— Aim of the exercise —
Produce an exact transcription of the listing below, omitting the pictures.

— Data —
○ ○ ○ ○ ○
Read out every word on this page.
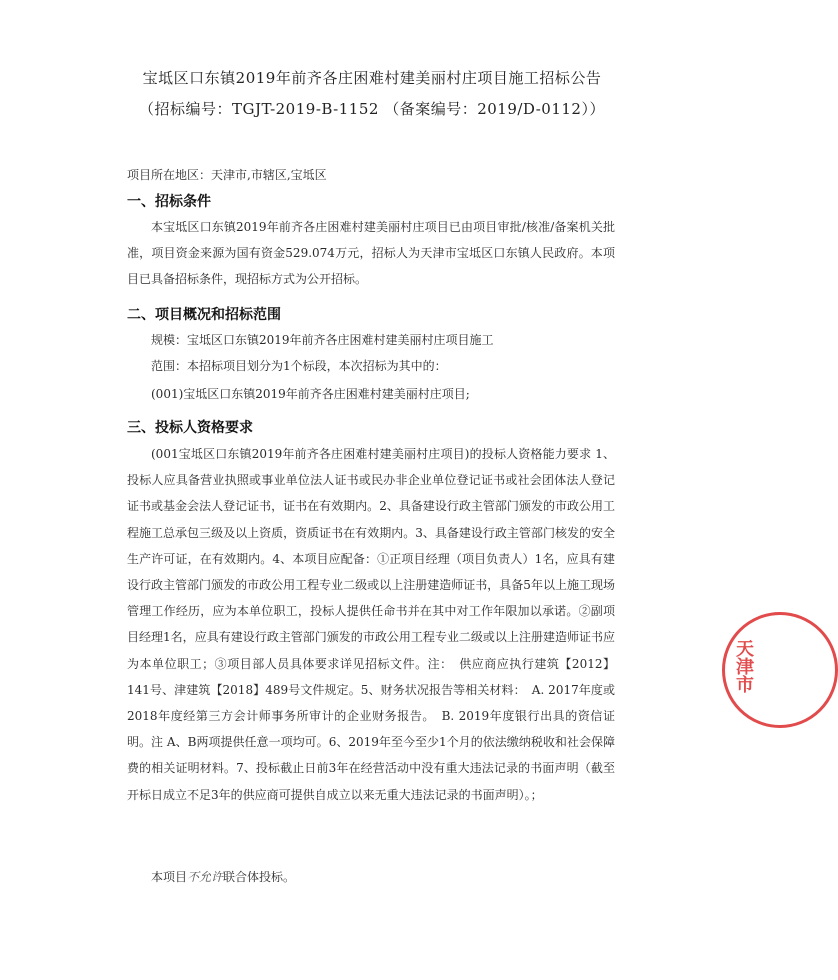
宝坻区口东镇2019年前齐各庄困难村建美丽村庄项目施工招标公告
（招标编号：TGJT-2019-B-1152 （备案编号：2019/D-0112））
项目所在地区：天津市,市辖区,宝坻区
一、招标条件

本宝坻区口东镇2019年前齐各庄困难村建美丽村庄项目已由项目审批/核准/备案机关批准，项目资金来源为国有资金529.074万元，招标人为天津市宝坻区口东镇人民政府。本项目已具备招标条件，现招标方式为公开招标。

二、项目概况和招标范围

规模：宝坻区口东镇2019年前齐各庄困难村建美丽村庄项目施工

范围：本招标项目划分为1个标段，本次招标为其中的：

(001)宝坻区口东镇2019年前齐各庄困难村建美丽村庄项目;

三、投标人资格要求

(001宝坻区口东镇2019年前齐各庄困难村建美丽村庄项目)的投标人资格能力要求 1、投标人应具备营业执照或事业单位法人证书或民办非企业单位登记证书或社会团体法人登记证书或基金会法人登记证书，证书在有效期内。2、具备建设行政主管部门颁发的市政公用工程施工总承包三级及以上资质，资质证书在有效期内。3、具备建设行政主管部门核发的安全生产许可证，在有效期内。4、本项目应配备：①正项目经理（项目负责人）1名，应具有建设行政主管部门颁发的市政公用工程专业二级或以上注册建造师证书，具备5年以上施工现场管理工作经历，应为本单位职工，投标人提供任命书并在其中对工作年限加以承诺。②副项目经理1名，应具有建设行政主管部门颁发的市政公用工程专业二级或以上注册建造师证书应为本单位职工；③项目部人员具体要求详见招标文件。注：　供应商应执行建筑【2012】141号、津建筑【2018】489号文件规定。5、财务状况报告等相关材料：　A. 2017年度或2018年度经第三方会计师事务所审计的企业财务报告。　B. 2019年度银行出具的资信证明。注 A、B两项提供任意一项均可。6、2019年至今至少1个月的依法缴纳税收和社会保障费的相关证明材料。7、投标截止日前3年在经营活动中没有重大违法记录的书面声明（截至开标日成立不足3年的供应商可提供自成立以来无重大违法记录的书面声明）。；

本项目不允许联合体投标。
天津市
○ ○ ○ ○ ○
— Task response —
Read out every word on this page.
宝坻区口东镇2019年前齐各庄困难村建美丽村庄项目施工招标公告
（招标编号：TGJT-2019-B-1152 （备案编号：2019/D-0112））
项目所在地区：天津市,市辖区,宝坻区
一、招标条件

本宝坻区口东镇2019年前齐各庄困难村建美丽村庄项目已由项目审批/核准/备案机关批准，项目资金来源为国有资金529.074万元，招标人为天津市宝坻区口东镇人民政府。本项目已具备招标条件，现招标方式为公开招标。

二、项目概况和招标范围

规模：宝坻区口东镇2019年前齐各庄困难村建美丽村庄项目施工

范围：本招标项目划分为1个标段，本次招标为其中的：

(001)宝坻区口东镇2019年前齐各庄困难村建美丽村庄项目;

三、投标人资格要求

(001宝坻区口东镇2019年前齐各庄困难村建美丽村庄项目)的投标人资格能力要求 1、投标人应具备营业执照或事业单位法人证书或民办非企业单位登记证书或社会团体法人登记证书或基金会法人登记证书，证书在有效期内。2、具备建设行政主管部门颁发的市政公用工程施工总承包三级及以上资质，资质证书在有效期内。3、具备建设行政主管部门核发的安全生产许可证，在有效期内。4、本项目应配备：①正项目经理（项目负责人）1名，应具有建设行政主管部门颁发的市政公用工程专业二级或以上注册建造师证书，具备5年以上施工现场管理工作经历，应为本单位职工，投标人提供任命书并在其中对工作年限加以承诺。②副项目经理1名，应具有建设行政主管部门颁发的市政公用工程专业二级或以上注册建造师证书应为本单位职工；③项目部人员具体要求详见招标文件。注：　供应商应执行建筑【2012】141号、津建筑【2018】489号文件规定。5、财务状况报告等相关材料：　A. 2017年度或2018年度经第三方会计师事务所审计的企业财务报告。　B. 2019年度银行出具的资信证明。注 A、B两项提供任意一项均可。6、2019年至今至少1个月的依法缴纳税收和社会保障费的相关证明材料。7、投标截止日前3年在经营活动中没有重大违法记录的书面声明（截至开标日成立不足3年的供应商可提供自成立以来无重大违法记录的书面声明）。；

本项目不允许联合体投标。
天津市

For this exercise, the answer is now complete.